**Work required:**
Rewrite these lines with "category-label" changed to "row-label" wherever it appears, leaving everything else as it is. Omit the pictures from your answer.

**Material supplied:**
(begin)
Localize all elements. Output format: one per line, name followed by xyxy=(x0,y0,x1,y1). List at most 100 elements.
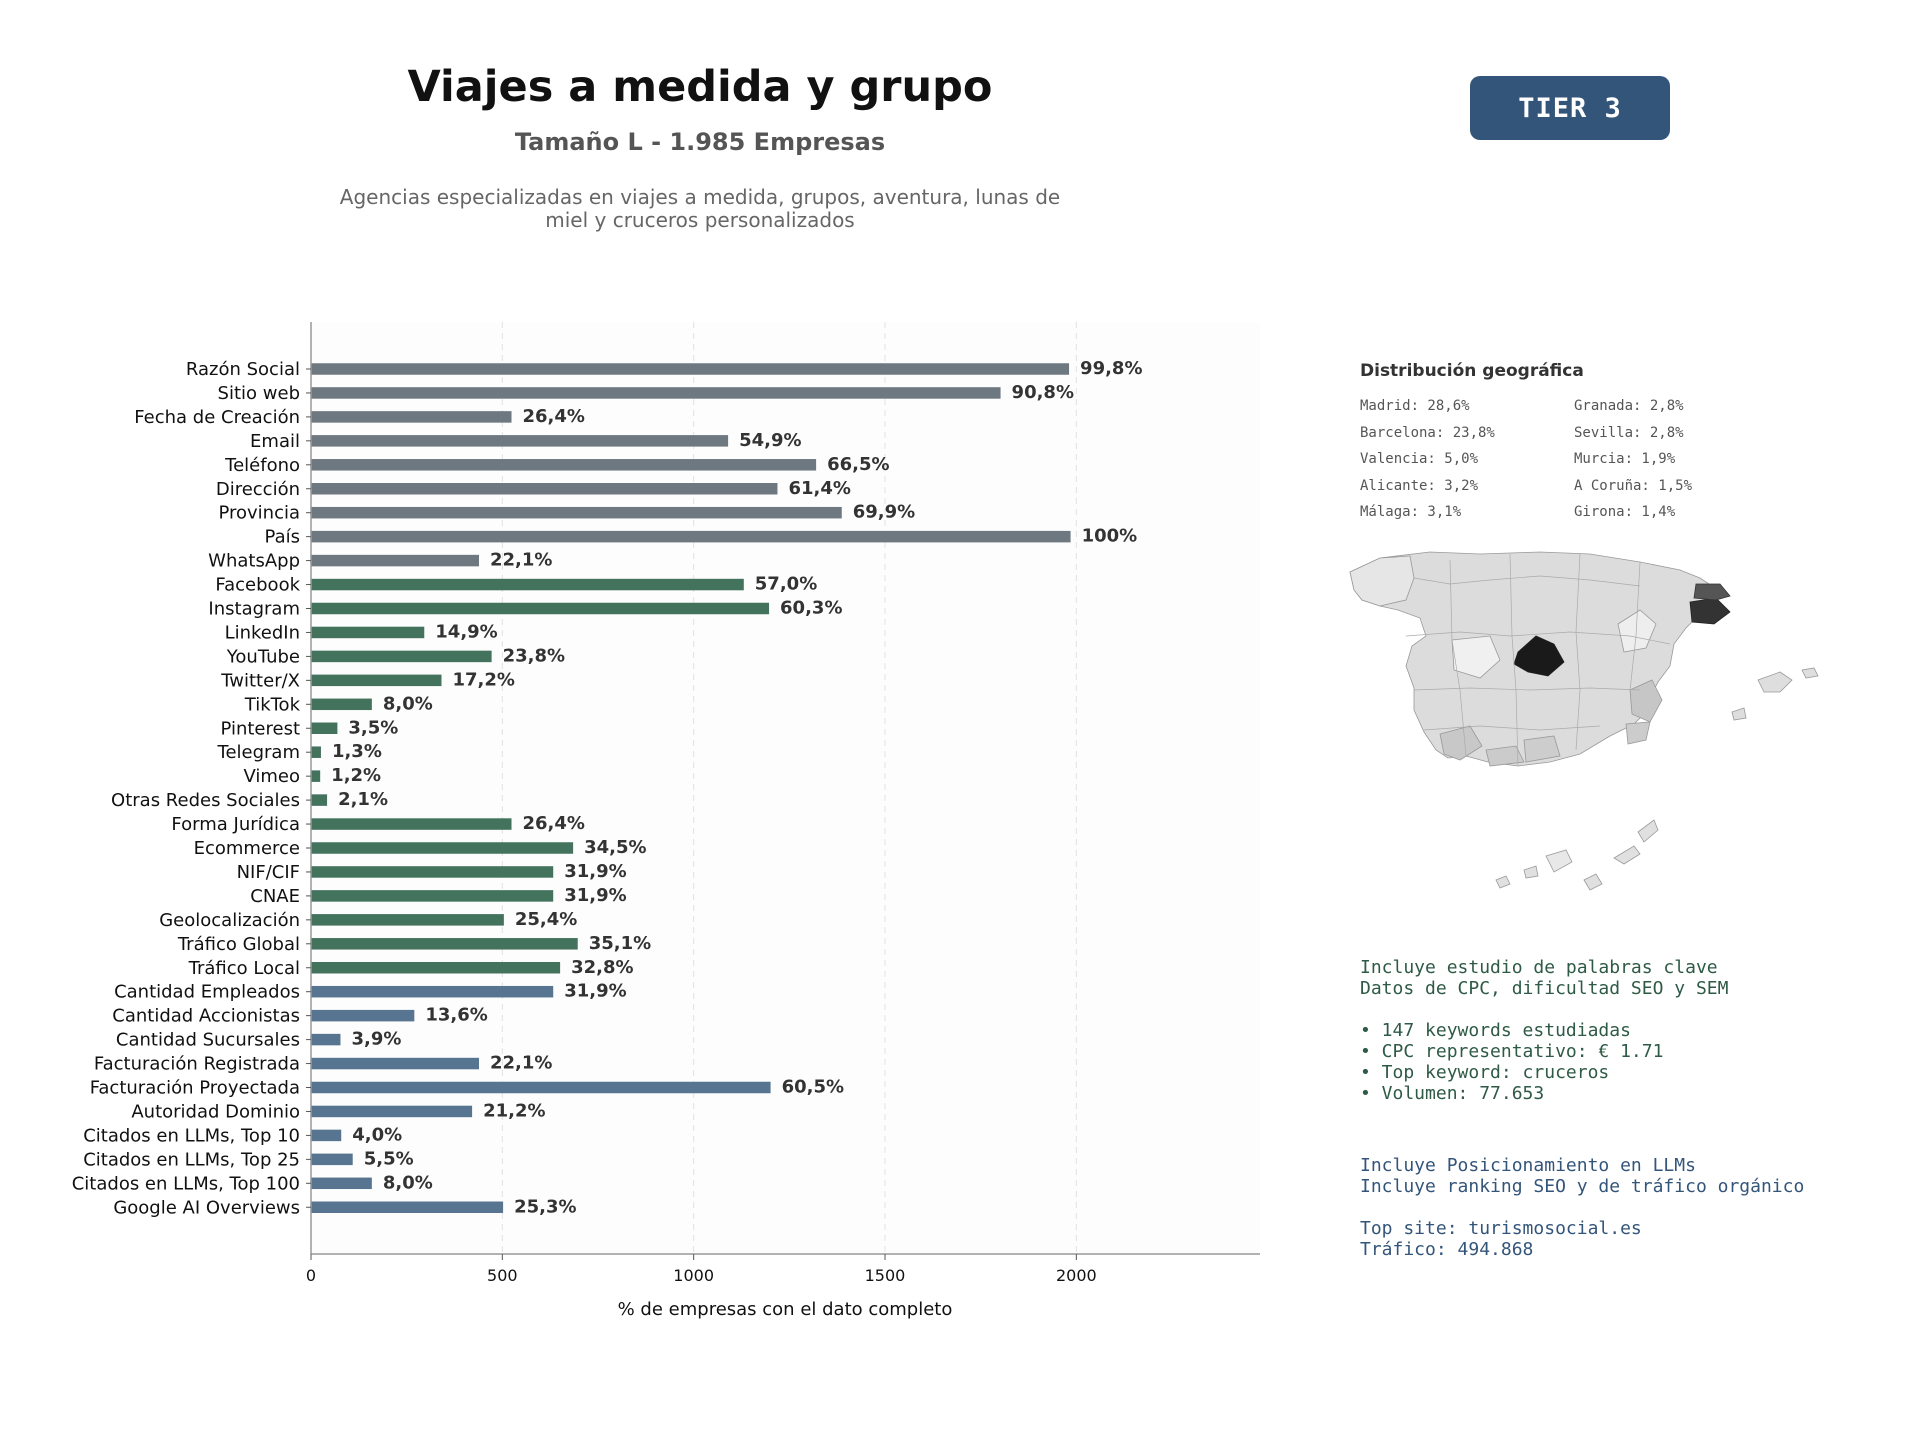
category-label: Forma Jurídica xyxy=(171,814,300,835)
bar xyxy=(311,554,479,567)
value-label: 1,2% xyxy=(331,765,381,786)
bar xyxy=(311,842,574,854)
category-label: Citados en LLMs, Top 25 xyxy=(83,1149,300,1170)
category-label: Cantidad Empleados xyxy=(114,982,300,1003)
bar xyxy=(311,650,492,663)
barcelona-region xyxy=(1689,597,1731,625)
value-label: 69,9% xyxy=(853,502,915,523)
category-label: Provincia xyxy=(218,503,300,524)
value-label: 13,6% xyxy=(425,1005,487,1026)
value-label: 32,8% xyxy=(571,957,633,978)
bar xyxy=(311,1177,372,1190)
category-label: Citados en LLMs, Top 100 xyxy=(72,1173,300,1194)
canary-islands xyxy=(1545,849,1573,873)
category-label: Instagram xyxy=(208,599,300,620)
category-label: Facturación Registrada xyxy=(94,1054,300,1075)
llm-info: Incluye Posicionamiento en LLMs Incluye … xyxy=(1360,1155,1900,1260)
bar xyxy=(311,1033,341,1046)
bar xyxy=(311,866,554,878)
bar xyxy=(311,1129,342,1142)
value-label: 8,0% xyxy=(383,1172,433,1193)
category-label: Teléfono xyxy=(224,455,300,476)
value-label: 99,8% xyxy=(1080,358,1142,379)
category-label: Tráfico Global xyxy=(177,934,300,955)
traffic-value: Tráfico: 494.868 xyxy=(1360,1239,1534,1260)
llm-line: Incluye ranking SEO y de tráfico orgánic… xyxy=(1360,1176,1805,1197)
value-label: 35,1% xyxy=(589,933,651,954)
category-label: Facebook xyxy=(215,575,300,596)
value-label: 61,4% xyxy=(788,478,850,499)
bar xyxy=(311,411,512,423)
canary-islands xyxy=(1495,875,1511,889)
category-label: NIF/CIF xyxy=(237,862,300,883)
page-description: Agencias especializadas en viajes a medi… xyxy=(339,185,1061,232)
value-label: 21,2% xyxy=(483,1100,545,1121)
top-site: Top site: turismosocial.es xyxy=(1360,1218,1642,1239)
value-label: 54,9% xyxy=(739,430,801,451)
geo-item: Sevilla: 2,8% xyxy=(1574,424,1684,441)
bar xyxy=(311,530,1071,543)
llm-line: Incluye Posicionamiento en LLMs xyxy=(1360,1155,1696,1176)
bar xyxy=(311,1153,353,1166)
x-tick-label: 1500 xyxy=(865,1266,906,1285)
bar xyxy=(311,1081,771,1094)
x-tick-label: 2000 xyxy=(1056,1266,1097,1285)
geo-item: Alicante: 3,2% xyxy=(1360,477,1479,494)
bar xyxy=(311,459,817,471)
value-label: 25,3% xyxy=(514,1196,576,1217)
bar xyxy=(311,483,778,495)
value-label: 100% xyxy=(1082,526,1138,547)
balearic-islands xyxy=(1731,707,1747,721)
value-label: 57,0% xyxy=(755,574,817,595)
madrid-region xyxy=(1513,635,1565,677)
value-label: 26,4% xyxy=(523,813,585,834)
value-label: 60,5% xyxy=(782,1077,844,1098)
category-label: Cantidad Accionistas xyxy=(112,1006,300,1027)
spain-map xyxy=(1340,540,1850,900)
category-label: País xyxy=(265,527,300,548)
category-label: Google AI Overviews xyxy=(113,1197,300,1218)
keyword-bullet: • 147 keywords estudiadas xyxy=(1360,1020,1631,1041)
bar xyxy=(311,602,770,615)
value-label: 66,5% xyxy=(827,454,889,475)
keywords-info: Incluye estudio de palabras clave Datos … xyxy=(1360,957,1880,1104)
page-subtitle: Tamaño L - 1.985 Empresas xyxy=(514,128,886,156)
bar xyxy=(311,770,321,782)
castilla-region xyxy=(1451,635,1501,679)
bar xyxy=(311,1057,479,1070)
girona-region xyxy=(1693,583,1731,601)
value-label: 25,4% xyxy=(515,909,577,930)
keywords-line: Incluye estudio de palabras clave xyxy=(1360,957,1718,978)
bar xyxy=(311,722,338,734)
aragon-region xyxy=(1617,609,1657,653)
value-label: 31,9% xyxy=(564,885,626,906)
bar xyxy=(311,818,512,830)
bar xyxy=(311,890,554,902)
canary-islands xyxy=(1583,873,1603,891)
value-label: 5,5% xyxy=(364,1148,414,1169)
geo-item: Málaga: 3,1% xyxy=(1360,504,1462,520)
category-label: WhatsApp xyxy=(208,551,300,572)
value-label: 1,3% xyxy=(332,741,382,762)
category-label: Twitter/X xyxy=(220,670,300,691)
x-tick-label: 1000 xyxy=(673,1266,714,1285)
category-label: Facturación Proyectada xyxy=(90,1078,300,1099)
category-label: Telegram xyxy=(217,742,300,763)
geo-item: Girona: 1,4% xyxy=(1574,504,1676,520)
value-label: 23,8% xyxy=(503,645,565,666)
bar xyxy=(311,698,372,711)
bar xyxy=(311,387,1001,399)
x-tick-label: 500 xyxy=(487,1266,518,1285)
malaga-region xyxy=(1485,745,1525,767)
keyword-bullet: • CPC representativo: € 1.71 xyxy=(1360,1041,1664,1062)
galicia-region xyxy=(1349,555,1415,607)
canary-islands xyxy=(1523,865,1539,879)
canary-islands xyxy=(1613,845,1641,865)
category-label: TikTok xyxy=(244,694,301,715)
valencia-region xyxy=(1629,679,1663,723)
geo-item: Madrid: 28,6% xyxy=(1360,398,1470,414)
bar xyxy=(311,746,321,758)
keywords-line: Datos de CPC, dificultad SEO y SEM xyxy=(1360,978,1729,999)
granada-region xyxy=(1523,735,1561,763)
(end)
**Correct answer:**
Localize all elements. Output format: one per line, name followed by xyxy=(x0,y0,x1,y1). List at most 100 elements.
row-label: Forma Jurídica xyxy=(171,814,300,835)
bar xyxy=(311,554,479,567)
value-label: 1,2% xyxy=(331,765,381,786)
bar xyxy=(311,842,574,854)
row-label: Citados en LLMs, Top 25 xyxy=(83,1149,300,1170)
row-label: Cantidad Empleados xyxy=(114,982,300,1003)
bar xyxy=(311,650,492,663)
barcelona-region xyxy=(1689,597,1731,625)
value-label: 69,9% xyxy=(853,502,915,523)
row-label: Provincia xyxy=(218,503,300,524)
value-label: 13,6% xyxy=(425,1005,487,1026)
value-label: 32,8% xyxy=(571,957,633,978)
bar xyxy=(311,1177,372,1190)
row-label: Citados en LLMs, Top 100 xyxy=(72,1173,300,1194)
canary-islands xyxy=(1545,849,1573,873)
row-label: Instagram xyxy=(208,599,300,620)
row-label: Facturación Registrada xyxy=(94,1054,300,1075)
llm-info: Incluye Posicionamiento en LLMs Incluye … xyxy=(1360,1155,1900,1260)
bar xyxy=(311,1033,341,1046)
bar xyxy=(311,866,554,878)
bar xyxy=(311,1129,342,1142)
value-label: 8,0% xyxy=(383,1172,433,1193)
row-label: Teléfono xyxy=(224,455,300,476)
value-label: 99,8% xyxy=(1080,358,1142,379)
row-label: Tráfico Global xyxy=(177,934,300,955)
traffic-value: Tráfico: 494.868 xyxy=(1360,1239,1534,1260)
llm-line: Incluye ranking SEO y de tráfico orgánic… xyxy=(1360,1176,1805,1197)
value-label: 35,1% xyxy=(589,933,651,954)
row-label: Facebook xyxy=(215,575,300,596)
value-label: 61,4% xyxy=(788,478,850,499)
bar xyxy=(311,411,512,423)
canary-islands xyxy=(1495,875,1511,889)
row-label: NIF/CIF xyxy=(237,862,300,883)
page-description: Agencias especializadas en viajes a medi… xyxy=(339,185,1061,232)
value-label: 21,2% xyxy=(483,1100,545,1121)
top-site: Top site: turismosocial.es xyxy=(1360,1218,1642,1239)
value-label: 54,9% xyxy=(739,430,801,451)
geo-item: Sevilla: 2,8% xyxy=(1574,424,1684,441)
bar xyxy=(311,530,1071,543)
llm-line: Incluye Posicionamiento en LLMs xyxy=(1360,1155,1696,1176)
bar xyxy=(311,1153,353,1166)
x-tick-label: 1500 xyxy=(865,1266,906,1285)
bar xyxy=(311,1081,771,1094)
x-tick-label: 2000 xyxy=(1056,1266,1097,1285)
geo-item: Alicante: 3,2% xyxy=(1360,477,1479,494)
bar xyxy=(311,459,817,471)
value-label: 25,3% xyxy=(514,1196,576,1217)
bar xyxy=(311,483,778,495)
value-label: 100% xyxy=(1082,526,1138,547)
balearic-islands xyxy=(1731,707,1747,721)
value-label: 57,0% xyxy=(755,574,817,595)
madrid-region xyxy=(1513,635,1565,677)
value-label: 26,4% xyxy=(523,813,585,834)
value-label: 60,5% xyxy=(782,1077,844,1098)
row-label: Cantidad Accionistas xyxy=(112,1006,300,1027)
spain-map xyxy=(1340,540,1850,900)
row-label: País xyxy=(265,527,300,548)
row-label: Google AI Overviews xyxy=(113,1197,300,1218)
keyword-bullet: • 147 keywords estudiadas xyxy=(1360,1020,1631,1041)
bar xyxy=(311,602,770,615)
value-label: 66,5% xyxy=(827,454,889,475)
keywords-info: Incluye estudio de palabras clave Datos … xyxy=(1360,957,1880,1104)
page-subtitle: Tamaño L - 1.985 Empresas xyxy=(514,128,886,156)
bar xyxy=(311,770,321,782)
castilla-region xyxy=(1451,635,1501,679)
bar xyxy=(311,1057,479,1070)
girona-region xyxy=(1693,583,1731,601)
value-label: 25,4% xyxy=(515,909,577,930)
keywords-line: Incluye estudio de palabras clave xyxy=(1360,957,1718,978)
bar xyxy=(311,722,338,734)
aragon-region xyxy=(1617,609,1657,653)
value-label: 31,9% xyxy=(564,885,626,906)
bar xyxy=(311,818,512,830)
bar xyxy=(311,890,554,902)
canary-islands xyxy=(1583,873,1603,891)
value-label: 5,5% xyxy=(364,1148,414,1169)
geo-item: Málaga: 3,1% xyxy=(1360,504,1462,520)
row-label: WhatsApp xyxy=(208,551,300,572)
value-label: 1,3% xyxy=(332,741,382,762)
row-label: Twitter/X xyxy=(220,670,300,691)
x-tick-label: 1000 xyxy=(673,1266,714,1285)
row-label: Facturación Proyectada xyxy=(90,1078,300,1099)
row-label: Telegram xyxy=(217,742,300,763)
geo-item: Girona: 1,4% xyxy=(1574,504,1676,520)
value-label: 23,8% xyxy=(503,645,565,666)
bar xyxy=(311,698,372,711)
bar xyxy=(311,387,1001,399)
x-tick-label: 500 xyxy=(487,1266,518,1285)
malaga-region xyxy=(1485,745,1525,767)
keyword-bullet: • CPC representativo: € 1.71 xyxy=(1360,1041,1664,1062)
galicia-region xyxy=(1349,555,1415,607)
canary-islands xyxy=(1523,865,1539,879)
canary-islands xyxy=(1613,845,1641,865)
row-label: TikTok xyxy=(244,694,301,715)
valencia-region xyxy=(1629,679,1663,723)
geo-item: Madrid: 28,6% xyxy=(1360,398,1470,414)
bar xyxy=(311,746,321,758)
keywords-line: Datos de CPC, dificultad SEO y SEM xyxy=(1360,978,1729,999)
granada-region xyxy=(1523,735,1561,763)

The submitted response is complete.